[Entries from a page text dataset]
* * * *
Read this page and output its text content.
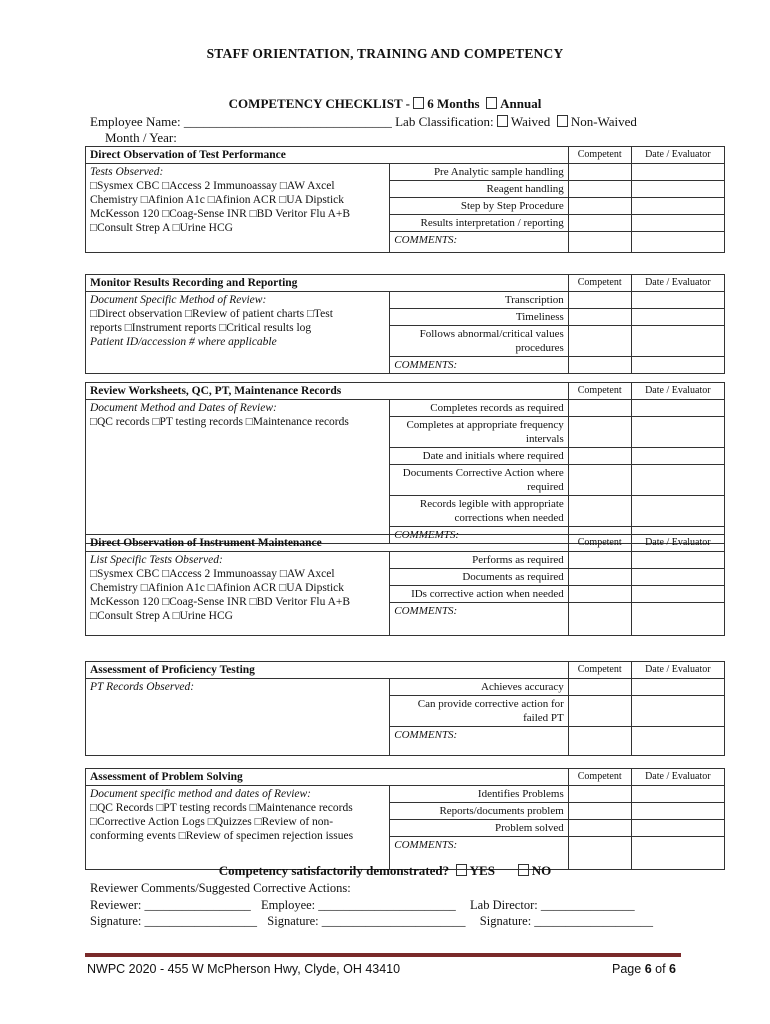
STAFF ORIENTATION, TRAINING AND COMPETENCY
COMPETENCY CHECKLIST - 6 Months Annual
Employee Name: ________________________________ Lab Classification: Waived Non-Waived
Month / Year:
Direct Observation of Test Performance		Competent	Date / Evaluator

Tests Observed:
□Sysmex CBC □Access 2 Immunoassay □AW Axcel
Chemistry □Afinion A1c □Afinion ACR □UA Dipstick
McKesson 120 □Coag-Sense INR □BD Veritor Flu A+B
□Consult Strep A □Urine HCG	Pre Analytic sample handling		
	Reagent handling		
	Step by Step Procedure		
	Results interpretation / reporting		
	COMMENTS:		
Monitor Results Recording and Reporting		Competent	Date / Evaluator

Document Specific Method of Review:
□Direct observation □Review of patient charts □Test
reports □Instrument reports □Critical results log
Patient ID/accession # where applicable	Transcription		
	Timeliness		
	Follows abnormal/critical values procedures		
	COMMENTS:		
Review Worksheets, QC, PT, Maintenance Records		Competent	Date / Evaluator

Document Method and Dates of Review:
□QC records □PT testing records □Maintenance records	Completes records as required		
	Completes at appropriate frequency intervals		
	Date and initials where required		
	Documents Corrective Action where required		
	Records legible with appropriate corrections when needed		
	COMMEMTS:		
Direct Observation of Instrument Maintenance		Competent	Date / Evaluator

List Specific Tests Observed:
□Sysmex CBC □Access 2 Immunoassay □AW Axcel
Chemistry □Afinion A1c □Afinion ACR □UA Dipstick
McKesson 120 □Coag-Sense INR □BD Veritor Flu A+B
□Consult Strep A □Urine HCG	Performs as required		
	Documents as required		
	IDs corrective action when needed		
	COMMENTS:		
Assessment of Proficiency Testing		Competent	Date / Evaluator

PT Records Observed:	Achieves accuracy		
	Can provide corrective action for failed PT		
	COMMENTS:		
Assessment of Problem Solving		Competent	Date / Evaluator

Document specific method and dates of Review:
□QC Records □PT testing records □Maintenance records
□Corrective Action Logs □Quizzes □Review of non-
conforming events □Review of specimen rejection issues	Identifies Problems		
	Reports/documents problem		
	Problem solved		
	COMMENTS:		
Competency satisfactorily demonstrated? YES	NO
Reviewer Comments/Suggested Corrective Actions:
Reviewer: _________________ Employee: ______________________ Lab Director: _______________
Signature: __________________ Signature: _______________________ Signature: ___________________
NWPC 2020 - 455 W McPherson Hwy, Clyde, OH 43410	Page 6 of 6
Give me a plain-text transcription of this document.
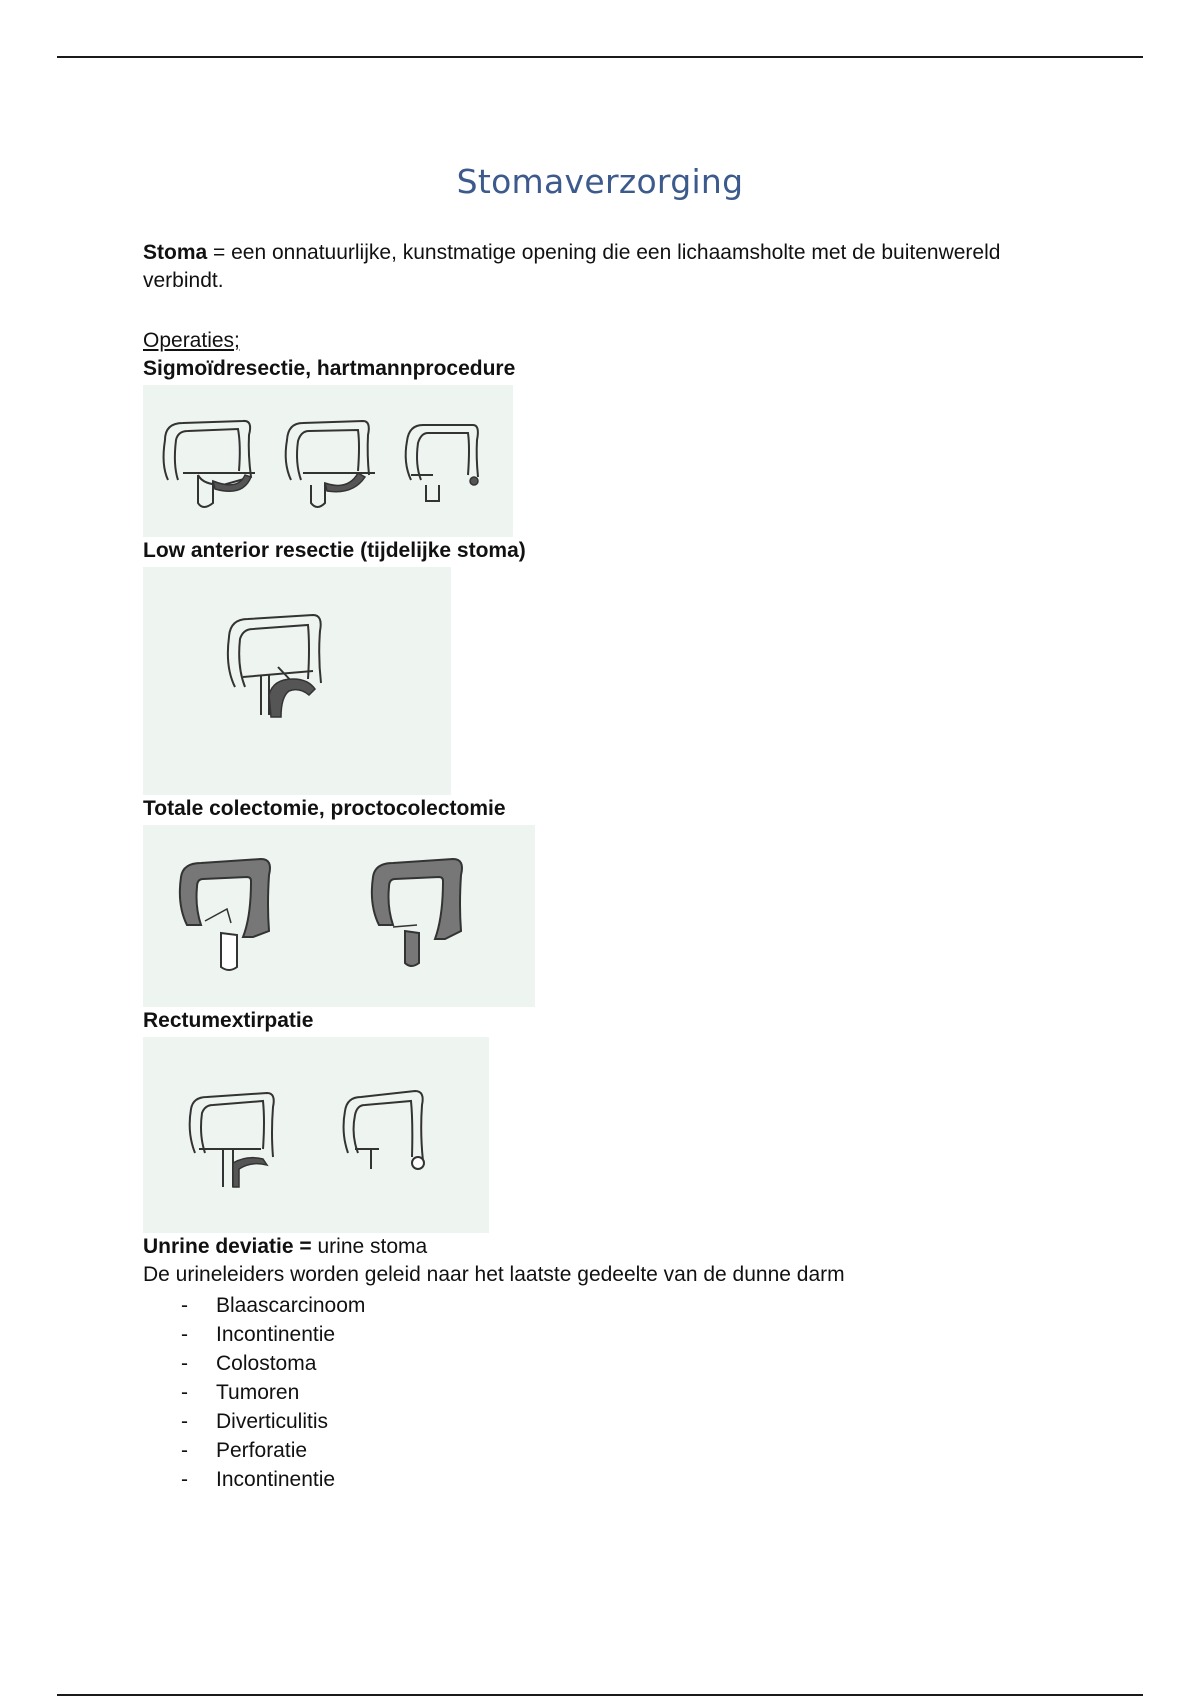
Stomaverzorging

Stoma = een onnatuurlijke, kunstmatige opening die een lichaamsholte met de buitenwereld verbindt.

Operaties;
Sigmoïdresectie, hartmannprocedure
Low anterior resectie (tijdelijke stoma)
Totale colectomie, proctocolectomie
Rectumextirpatie
Unrine deviatie = urine stoma
De urineleiders worden geleid naar het laatste gedeelte van de dunne darm
- Blaascarcinoom
- Incontinentie
- Colostoma
- Tumoren
- Diverticulitis
- Perforatie
- Incontinentie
* * * *
Exercise details: What you return must match the data above exactly, with no images included.

Reply to the exercise:
Read this page and output its text content.
STAFF ORIENTATION, TRAINING AND COMPETENCY
COMPETENCY CHECKLIST - 6 Months Annual
Employee Name: ________________________________ Lab Classification: Waived Non-Waived
Month / Year:
Direct Observation of Test Performance		Competent	Date / Evaluator

Tests Observed:
□Sysmex CBC □Access 2 Immunoassay □AW Axcel
Chemistry □Afinion A1c □Afinion ACR □UA Dipstick
McKesson 120 □Coag-Sense INR □BD Veritor Flu A+B
□Consult Strep A □Urine HCG	Pre Analytic sample handling		
	Reagent handling		
	Step by Step Procedure		
	Results interpretation / reporting		
	COMMENTS:		
Monitor Results Recording and Reporting		Competent	Date / Evaluator

Document Specific Method of Review:
□Direct observation □Review of patient charts □Test
reports □Instrument reports □Critical results log
Patient ID/accession # where applicable	Transcription		
	Timeliness		
	Follows abnormal/critical values procedures		
	COMMENTS:		
Review Worksheets, QC, PT, Maintenance Records		Competent	Date / Evaluator

Document Method and Dates of Review:
□QC records □PT testing records □Maintenance records	Completes records as required		
	Completes at appropriate frequency intervals		
	Date and initials where required		
	Documents Corrective Action where required		
	Records legible with appropriate corrections when needed		
	COMMEMTS:		
Direct Observation of Instrument Maintenance		Competent	Date / Evaluator

List Specific Tests Observed:
□Sysmex CBC □Access 2 Immunoassay □AW Axcel
Chemistry □Afinion A1c □Afinion ACR □UA Dipstick
McKesson 120 □Coag-Sense INR □BD Veritor Flu A+B
□Consult Strep A □Urine HCG	Performs as required		
	Documents as required		
	IDs corrective action when needed		
	COMMENTS:		
Assessment of Proficiency Testing		Competent	Date / Evaluator

PT Records Observed:	Achieves accuracy		
	Can provide corrective action for failed PT		
	COMMENTS:		
Assessment of Problem Solving		Competent	Date / Evaluator

Document specific method and dates of Review:
□QC Records □PT testing records □Maintenance records
□Corrective Action Logs □Quizzes □Review of non-
conforming events □Review of specimen rejection issues	Identifies Problems		
	Reports/documents problem		
	Problem solved		
	COMMENTS:		
Competency satisfactorily demonstrated? YES	NO
Reviewer Comments/Suggested Corrective Actions:
Reviewer: _________________ Employee: ______________________ Lab Director: _______________
Signature: __________________ Signature: _______________________ Signature: ___________________
NWPC 2020 - 455 W McPherson Hwy, Clyde, OH 43410	Page 6 of 6
Give me a plain-text transcription of this document.
Stomaverzorging

Stoma = een onnatuurlijke, kunstmatige opening die een lichaamsholte met de buitenwereld verbindt.

Operaties;
Sigmoïdresectie, hartmannprocedure
Low anterior resectie (tijdelijke stoma)
Totale colectomie, proctocolectomie
Rectumextirpatie
Unrine deviatie = urine stoma
De urineleiders worden geleid naar het laatste gedeelte van de dunne darm
- Blaascarcinoom
- Incontinentie
- Colostoma
- Tumoren
- Diverticulitis
- Perforatie
- Incontinentie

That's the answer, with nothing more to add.